**EXERCISE:** Could you write out every record below exactly, leaving out any pictures?

**INPUT ROWS:**
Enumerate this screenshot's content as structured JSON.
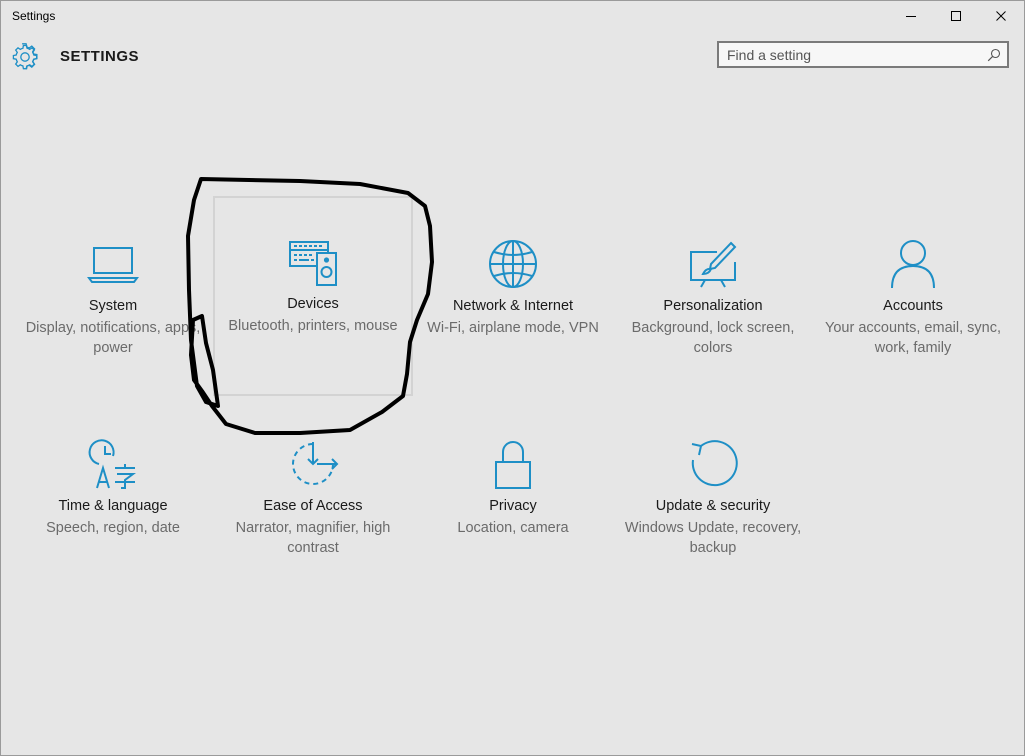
{
  "window": {
    "title": "Settings",
    "controls": [
      "minimize",
      "maximize",
      "close"
    ]
  },
  "header": {
    "title": "SETTINGS",
    "icon": "gear-icon",
    "search_placeholder": "Find a setting"
  },
  "accent_color": "#1e8fc6",
  "categories": [
    {
      "name": "System",
      "description": "Display, notifications, apps, power",
      "icon": "laptop-icon",
      "selected": false
    },
    {
      "name": "Devices",
      "description": "Bluetooth, printers, mouse",
      "icon": "devices-icon",
      "selected": true
    },
    {
      "name": "Network & Internet",
      "description": "Wi-Fi, airplane mode, VPN",
      "icon": "globe-icon",
      "selected": false
    },
    {
      "name": "Personalization",
      "description": "Background, lock screen, colors",
      "icon": "personalization-icon",
      "selected": false
    },
    {
      "name": "Accounts",
      "description": "Your accounts, email, sync, work, family",
      "icon": "person-icon",
      "selected": false
    },
    {
      "name": "Time & language",
      "description": "Speech, region, date",
      "icon": "time-language-icon",
      "selected": false
    },
    {
      "name": "Ease of Access",
      "description": "Narrator, magnifier, high contrast",
      "icon": "ease-of-access-icon",
      "selected": false
    },
    {
      "name": "Privacy",
      "description": "Location, camera",
      "icon": "lock-icon",
      "selected": false
    },
    {
      "name": "Update & security",
      "description": "Windows Update, recovery, backup",
      "icon": "update-icon",
      "selected": false
    }
  ]
}
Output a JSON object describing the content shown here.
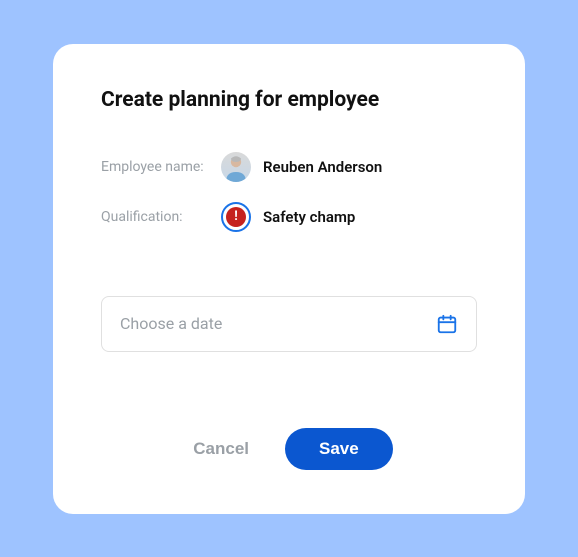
{
  "dialog": {
    "title": "Create planning for employee",
    "employee": {
      "label": "Employee name:",
      "name": "Reuben Anderson"
    },
    "qualification": {
      "label": "Qualification:",
      "name": "Safety champ",
      "icon": "alert-badge"
    },
    "date": {
      "placeholder": "Choose a date",
      "value": ""
    },
    "actions": {
      "cancel": "Cancel",
      "save": "Save"
    }
  },
  "colors": {
    "primary": "#0b57d0",
    "danger": "#c5221f",
    "muted": "#9aa0a6"
  }
}
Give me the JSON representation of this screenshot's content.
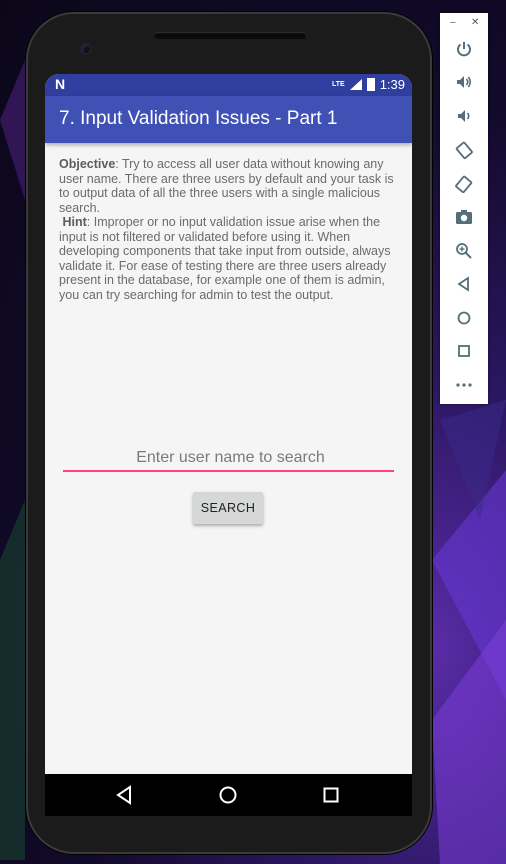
{
  "status_bar": {
    "network_label": "LTE",
    "time": "1:39"
  },
  "app_bar": {
    "title": "7. Input Validation Issues - Part 1"
  },
  "description": {
    "objective_label": "Objective",
    "objective_text": ": Try to access all user data without knowing any user name. There are three users by default and your task is to output data of all the three users with a single malicious search.",
    "hint_label": "Hint",
    "hint_text": ": Improper or no input validation issue arise when the input is not filtered or validated before using it. When developing components that take input from outside, always validate it. For ease of testing there are three users already present in the database, for example one of them is admin, you can try searching for admin to test the output."
  },
  "search": {
    "placeholder": "Enter user name to search",
    "value": "",
    "button_label": "SEARCH"
  },
  "navigation": [
    "back-icon",
    "home-icon",
    "recents-icon"
  ],
  "emulator_panel": {
    "window_controls": [
      "minimize",
      "close"
    ],
    "tools": [
      "power-icon",
      "volume-up-icon",
      "volume-down-icon",
      "rotate-left-icon",
      "rotate-right-icon",
      "camera-icon",
      "zoom-icon",
      "back-icon",
      "home-icon",
      "overview-icon",
      "more-icon"
    ]
  },
  "colors": {
    "status_bar": "#303f9f",
    "app_bar": "#3f51b5",
    "accent": "#ff4081",
    "background": "#f5f5f5"
  }
}
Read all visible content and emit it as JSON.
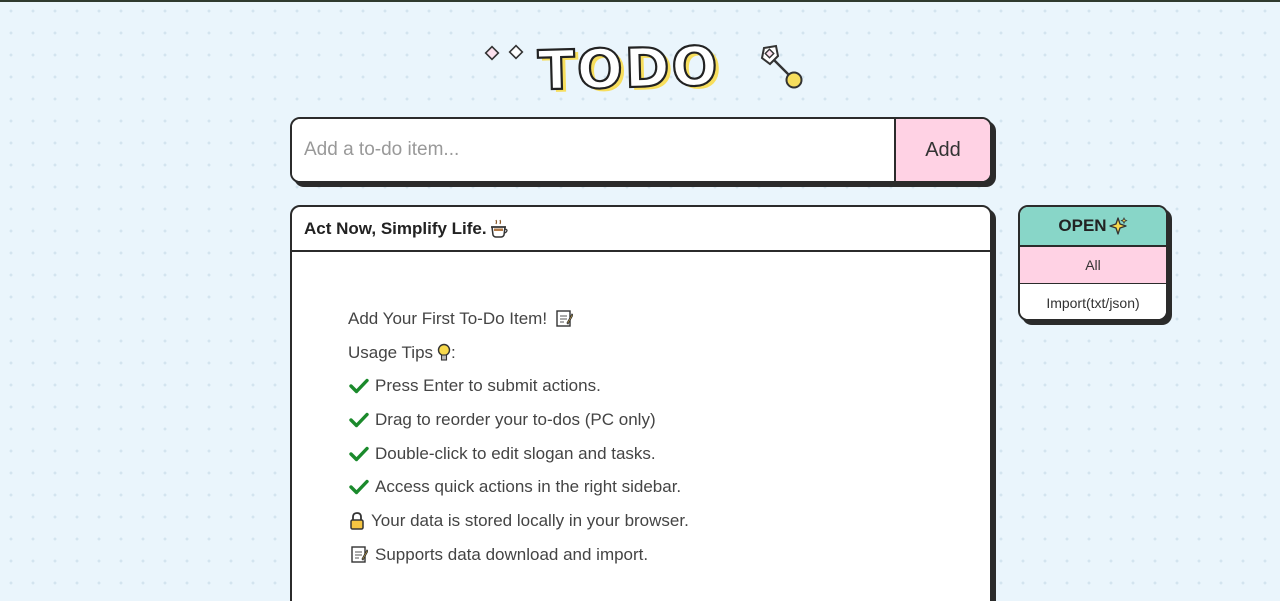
{
  "logo": {
    "text": "TODO",
    "icons": [
      "diamond-icon",
      "diamond-icon",
      "key-icon"
    ]
  },
  "input": {
    "placeholder": "Add a to-do item...",
    "value": ""
  },
  "add_button": {
    "label": "Add"
  },
  "card": {
    "slogan": "Act Now, Simplify Life.",
    "slogan_icon": "coffee-icon",
    "tips": [
      {
        "icon": "memo-icon",
        "text": "Add Your First To-Do Item!"
      },
      {
        "icon": "bulb-icon",
        "text": "Usage Tips"
      },
      {
        "icon": "check-icon",
        "text": "Press Enter to submit actions."
      },
      {
        "icon": "check-icon",
        "text": "Drag to reorder your to-dos (PC only)"
      },
      {
        "icon": "check-icon",
        "text": "Double-click to edit slogan and tasks."
      },
      {
        "icon": "check-icon",
        "text": "Access quick actions in the right sidebar."
      },
      {
        "icon": "lock-icon",
        "text": "Your data is stored locally in your browser."
      },
      {
        "icon": "memo-icon",
        "text": "Supports data download and import."
      }
    ]
  },
  "sidebar": {
    "title": "OPEN",
    "title_icon": "sparkle-icon",
    "items": [
      {
        "label": "All"
      },
      {
        "label": "Import(txt/json)"
      }
    ]
  },
  "colors": {
    "background": "#eaf5fc",
    "accent_pink": "#ffd2e4",
    "accent_teal": "#88d6c8",
    "logo_yellow": "#f7de5d",
    "check_green": "#1b8a2c"
  }
}
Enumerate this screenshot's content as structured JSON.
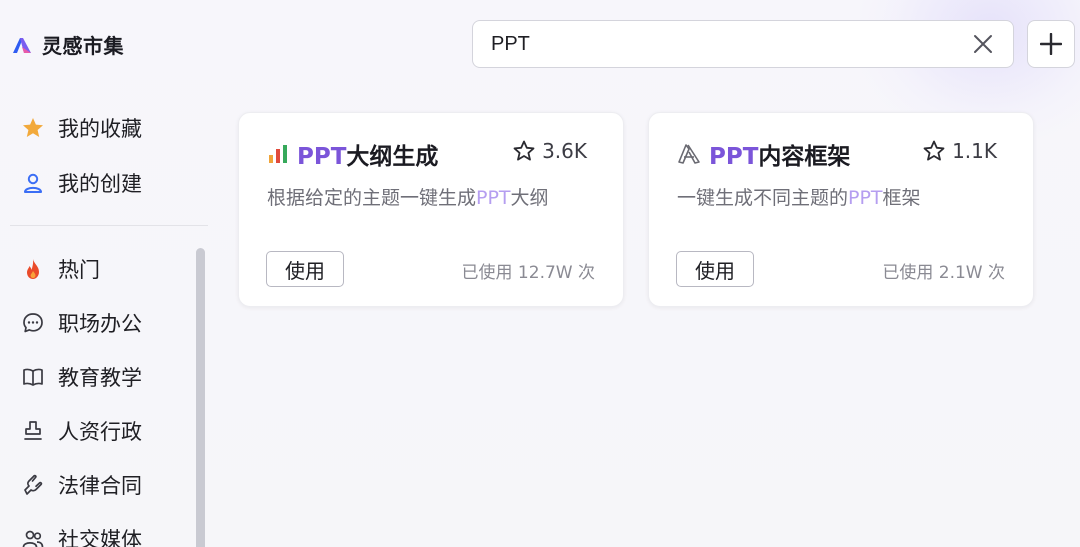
{
  "brand": {
    "name": "灵感市集"
  },
  "search": {
    "value": "PPT"
  },
  "sidebar": {
    "top_items": [
      {
        "label": "我的收藏",
        "icon": "star-icon"
      },
      {
        "label": "我的创建",
        "icon": "user-icon"
      }
    ],
    "categories": [
      {
        "label": "热门",
        "icon": "fire-icon"
      },
      {
        "label": "职场办公",
        "icon": "chat-bubble-icon"
      },
      {
        "label": "教育教学",
        "icon": "book-icon"
      },
      {
        "label": "人资行政",
        "icon": "stamp-icon"
      },
      {
        "label": "法律合同",
        "icon": "hand-icon"
      },
      {
        "label": "社交媒体",
        "icon": "people-icon"
      }
    ]
  },
  "cards": [
    {
      "icon": "bar-chart-icon",
      "title_prefix": "PPT",
      "title_rest": "大纲生成",
      "stars": "3.6K",
      "desc_before": "根据给定的主题一键生成",
      "desc_hl": "PPT",
      "desc_after": "大纲",
      "use_label": "使用",
      "usage": "已使用 12.7W 次"
    },
    {
      "icon": "frame-icon",
      "title_prefix": "PPT",
      "title_rest": "内容框架",
      "stars": "1.1K",
      "desc_before": "一键生成不同主题的",
      "desc_hl": "PPT",
      "desc_after": "框架",
      "use_label": "使用",
      "usage": "已使用 2.1W 次"
    }
  ],
  "colors": {
    "accent": "#7b55d9",
    "accent_light": "#b59ef0",
    "star_gold": "#f2a93b",
    "user_blue": "#3b6ef5",
    "fire_red": "#ea4b2a"
  }
}
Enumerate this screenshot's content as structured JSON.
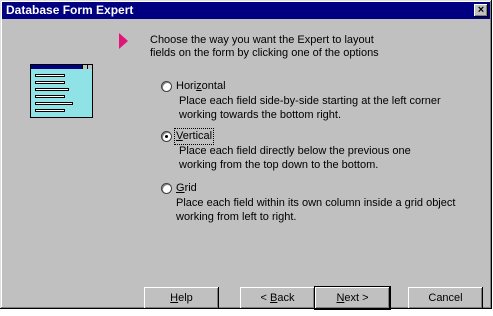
{
  "window": {
    "title": "Database Form Expert",
    "close_glyph": "×"
  },
  "intro": {
    "line1": "Choose the way you want the Expert to layout",
    "line2": "fields on the form by clicking one of the options"
  },
  "options": [
    {
      "label_acc": "",
      "label_pre": "Hori",
      "label_acc_char": "z",
      "label_post": "ontal",
      "desc1": "Place each field side-by-side starting at the left corner",
      "desc2": "working towards the bottom right.",
      "selected": false
    },
    {
      "label_pre": "",
      "label_acc_char": "V",
      "label_post": "ertical",
      "desc1": "Place each field directly below the previous one",
      "desc2": "working from the top down to the bottom.",
      "selected": true
    },
    {
      "label_pre": "",
      "label_acc_char": "G",
      "label_post": "rid",
      "desc1": "Place each field within its own column inside a grid object",
      "desc2": "working from left to right.",
      "selected": false
    }
  ],
  "buttons": {
    "help_acc": "H",
    "help_rest": "elp",
    "back_prefix": "< ",
    "back_acc": "B",
    "back_rest": "ack",
    "next_acc": "N",
    "next_rest": "ext >",
    "cancel": "Cancel"
  }
}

**RESPONSE TO THE TASK:**
Enumerate this screenshot's content as structured JSON.
{
  "window": {
    "title": "Settings",
    "controls": [
      "minimize",
      "maximize",
      "close"
    ]
  },
  "header": {
    "title": "SETTINGS",
    "icon": "gear-icon",
    "search_placeholder": "Find a setting"
  },
  "accent_color": "#1e8fc6",
  "categories": [
    {
      "name": "System",
      "description": "Display, notifications, apps, power",
      "icon": "laptop-icon",
      "selected": false
    },
    {
      "name": "Devices",
      "description": "Bluetooth, printers, mouse",
      "icon": "devices-icon",
      "selected": true
    },
    {
      "name": "Network & Internet",
      "description": "Wi-Fi, airplane mode, VPN",
      "icon": "globe-icon",
      "selected": false
    },
    {
      "name": "Personalization",
      "description": "Background, lock screen, colors",
      "icon": "personalization-icon",
      "selected": false
    },
    {
      "name": "Accounts",
      "description": "Your accounts, email, sync, work, family",
      "icon": "person-icon",
      "selected": false
    },
    {
      "name": "Time & language",
      "description": "Speech, region, date",
      "icon": "time-language-icon",
      "selected": false
    },
    {
      "name": "Ease of Access",
      "description": "Narrator, magnifier, high contrast",
      "icon": "ease-of-access-icon",
      "selected": false
    },
    {
      "name": "Privacy",
      "description": "Location, camera",
      "icon": "lock-icon",
      "selected": false
    },
    {
      "name": "Update & security",
      "description": "Windows Update, recovery, backup",
      "icon": "update-icon",
      "selected": false
    }
  ]
}
Output a JSON object describing the content shown here.
{
  "dialog": {
    "title": "Create planning for employee",
    "employee": {
      "label": "Employee name:",
      "name": "Reuben Anderson"
    },
    "qualification": {
      "label": "Qualification:",
      "name": "Safety champ",
      "icon": "alert-badge"
    },
    "date": {
      "placeholder": "Choose a date",
      "value": ""
    },
    "actions": {
      "cancel": "Cancel",
      "save": "Save"
    }
  },
  "colors": {
    "primary": "#0b57d0",
    "danger": "#c5221f",
    "muted": "#9aa0a6"
  }
}
Give me the JSON representation of this screenshot's content.
{
  "status_bar": {
    "network_label": "LTE",
    "time": "1:39"
  },
  "app_bar": {
    "title": "7. Input Validation Issues - Part 1"
  },
  "description": {
    "objective_label": "Objective",
    "objective_text": ": Try to access all user data without knowing any user name. There are three users by default and your task is to output data of all the three users with a single malicious search.",
    "hint_label": "Hint",
    "hint_text": ": Improper or no input validation issue arise when the input is not filtered or validated before using it. When developing components that take input from outside, always validate it. For ease of testing there are three users already present in the database, for example one of them is admin, you can try searching for admin to test the output."
  },
  "search": {
    "placeholder": "Enter user name to search",
    "value": "",
    "button_label": "SEARCH"
  },
  "navigation": [
    "back-icon",
    "home-icon",
    "recents-icon"
  ],
  "emulator_panel": {
    "window_controls": [
      "minimize",
      "close"
    ],
    "tools": [
      "power-icon",
      "volume-up-icon",
      "volume-down-icon",
      "rotate-left-icon",
      "rotate-right-icon",
      "camera-icon",
      "zoom-icon",
      "back-icon",
      "home-icon",
      "overview-icon",
      "more-icon"
    ]
  },
  "colors": {
    "status_bar": "#303f9f",
    "app_bar": "#3f51b5",
    "accent": "#ff4081",
    "background": "#f5f5f5"
  }
}
Read all visible content and emit it as JSON.
{
  "logo": {
    "text": "TODO",
    "icons": [
      "diamond-icon",
      "diamond-icon",
      "key-icon"
    ]
  },
  "input": {
    "placeholder": "Add a to-do item...",
    "value": ""
  },
  "add_button": {
    "label": "Add"
  },
  "card": {
    "slogan": "Act Now, Simplify Life.",
    "slogan_icon": "coffee-icon",
    "tips": [
      {
        "icon": "memo-icon",
        "text": "Add Your First To-Do Item!"
      },
      {
        "icon": "bulb-icon",
        "text": "Usage Tips"
      },
      {
        "icon": "check-icon",
        "text": "Press Enter to submit actions."
      },
      {
        "icon": "check-icon",
        "text": "Drag to reorder your to-dos (PC only)"
      },
      {
        "icon": "check-icon",
        "text": "Double-click to edit slogan and tasks."
      },
      {
        "icon": "check-icon",
        "text": "Access quick actions in the right sidebar."
      },
      {
        "icon": "lock-icon",
        "text": "Your data is stored locally in your browser."
      },
      {
        "icon": "memo-icon",
        "text": "Supports data download and import."
      }
    ]
  },
  "sidebar": {
    "title": "OPEN",
    "title_icon": "sparkle-icon",
    "items": [
      {
        "label": "All"
      },
      {
        "label": "Import(txt/json)"
      }
    ]
  },
  "colors": {
    "background": "#eaf5fc",
    "accent_pink": "#ffd2e4",
    "accent_teal": "#88d6c8",
    "logo_yellow": "#f7de5d",
    "check_green": "#1b8a2c"
  }
}
Enumerate this screenshot's content as structured JSON.
{
  "brand": {
    "name": "灵感市集"
  },
  "search": {
    "value": "PPT"
  },
  "sidebar": {
    "top_items": [
      {
        "label": "我的收藏",
        "icon": "star-icon"
      },
      {
        "label": "我的创建",
        "icon": "user-icon"
      }
    ],
    "categories": [
      {
        "label": "热门",
        "icon": "fire-icon"
      },
      {
        "label": "职场办公",
        "icon": "chat-bubble-icon"
      },
      {
        "label": "教育教学",
        "icon": "book-icon"
      },
      {
        "label": "人资行政",
        "icon": "stamp-icon"
      },
      {
        "label": "法律合同",
        "icon": "hand-icon"
      },
      {
        "label": "社交媒体",
        "icon": "people-icon"
      }
    ]
  },
  "cards": [
    {
      "icon": "bar-chart-icon",
      "title_prefix": "PPT",
      "title_rest": "大纲生成",
      "stars": "3.6K",
      "desc_before": "根据给定的主题一键生成",
      "desc_hl": "PPT",
      "desc_after": "大纲",
      "use_label": "使用",
      "usage": "已使用 12.7W 次"
    },
    {
      "icon": "frame-icon",
      "title_prefix": "PPT",
      "title_rest": "内容框架",
      "stars": "1.1K",
      "desc_before": "一键生成不同主题的",
      "desc_hl": "PPT",
      "desc_after": "框架",
      "use_label": "使用",
      "usage": "已使用 2.1W 次"
    }
  ],
  "colors": {
    "accent": "#7b55d9",
    "accent_light": "#b59ef0",
    "star_gold": "#f2a93b",
    "user_blue": "#3b6ef5",
    "fire_red": "#ea4b2a"
  }
}
Enumerate this screenshot's content as structured JSON.
{
  "window": {
    "title": "Database Form Expert",
    "close_glyph": "×"
  },
  "intro": {
    "line1": "Choose the way you want the Expert to layout",
    "line2": "fields on the form by clicking one of the options"
  },
  "options": [
    {
      "label_acc": "",
      "label_pre": "Hori",
      "label_acc_char": "z",
      "label_post": "ontal",
      "desc1": "Place each field side-by-side starting at the left corner",
      "desc2": "working towards the bottom right.",
      "selected": false
    },
    {
      "label_pre": "",
      "label_acc_char": "V",
      "label_post": "ertical",
      "desc1": "Place each field directly below the previous one",
      "desc2": "working from the top down to the bottom.",
      "selected": true
    },
    {
      "label_pre": "",
      "label_acc_char": "G",
      "label_post": "rid",
      "desc1": "Place each field within its own column inside a grid object",
      "desc2": "working from left to right.",
      "selected": false
    }
  ],
  "buttons": {
    "help_acc": "H",
    "help_rest": "elp",
    "back_prefix": "< ",
    "back_acc": "B",
    "back_rest": "ack",
    "next_acc": "N",
    "next_rest": "ext >",
    "cancel": "Cancel"
  }
}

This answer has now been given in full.